+++ Extracted information +++
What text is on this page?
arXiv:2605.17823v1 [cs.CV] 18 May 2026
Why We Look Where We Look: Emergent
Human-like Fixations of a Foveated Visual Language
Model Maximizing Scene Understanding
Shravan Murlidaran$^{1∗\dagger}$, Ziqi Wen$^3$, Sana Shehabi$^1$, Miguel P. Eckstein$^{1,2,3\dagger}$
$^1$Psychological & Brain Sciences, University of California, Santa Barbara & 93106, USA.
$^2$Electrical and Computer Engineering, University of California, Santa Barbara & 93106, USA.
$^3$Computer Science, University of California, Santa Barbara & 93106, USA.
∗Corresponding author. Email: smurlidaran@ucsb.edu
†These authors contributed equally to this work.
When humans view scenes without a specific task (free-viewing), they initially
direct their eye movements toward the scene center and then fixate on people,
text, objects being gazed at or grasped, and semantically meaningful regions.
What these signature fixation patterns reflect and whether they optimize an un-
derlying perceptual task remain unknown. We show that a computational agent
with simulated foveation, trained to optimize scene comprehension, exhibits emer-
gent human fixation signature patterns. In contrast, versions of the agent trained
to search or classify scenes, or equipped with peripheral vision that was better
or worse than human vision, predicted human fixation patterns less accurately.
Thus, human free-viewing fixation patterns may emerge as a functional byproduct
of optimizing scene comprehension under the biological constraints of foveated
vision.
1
+++
#### What is required:
Return all of the data exactly as it reads.

#### Finished exercise:
What text is on this page?
arXiv:2605.17823v1 [cs.CV] 18 May 2026
Why We Look Where We Look: Emergent
Human-like Fixations of a Foveated Visual Language
Model Maximizing Scene Understanding
Shravan Murlidaran$^{1∗\dagger}$, Ziqi Wen$^3$, Sana Shehabi$^1$, Miguel P. Eckstein$^{1,2,3\dagger}$
$^1$Psychological & Brain Sciences, University of California, Santa Barbara & 93106, USA.
$^2$Electrical and Computer Engineering, University of California, Santa Barbara & 93106, USA.
$^3$Computer Science, University of California, Santa Barbara & 93106, USA.
∗Corresponding author. Email: smurlidaran@ucsb.edu
†These authors contributed equally to this work.
When humans view scenes without a specific task (free-viewing), they initially
direct their eye movements toward the scene center and then fixate on people,
text, objects being gazed at or grasped, and semantically meaningful regions.
What these signature fixation patterns reflect and whether they optimize an un-
derlying perceptual task remain unknown. We show that a computational agent
with simulated foveation, trained to optimize scene comprehension, exhibits emer-
gent human fixation signature patterns. In contrast, versions of the agent trained
to search or classify scenes, or equipped with peripheral vision that was better
or worse than human vision, predicted human fixation patterns less accurately.
Thus, human free-viewing fixation patterns may emerge as a functional byproduct
of optimizing scene comprehension under the biological constraints of foveated
vision.
1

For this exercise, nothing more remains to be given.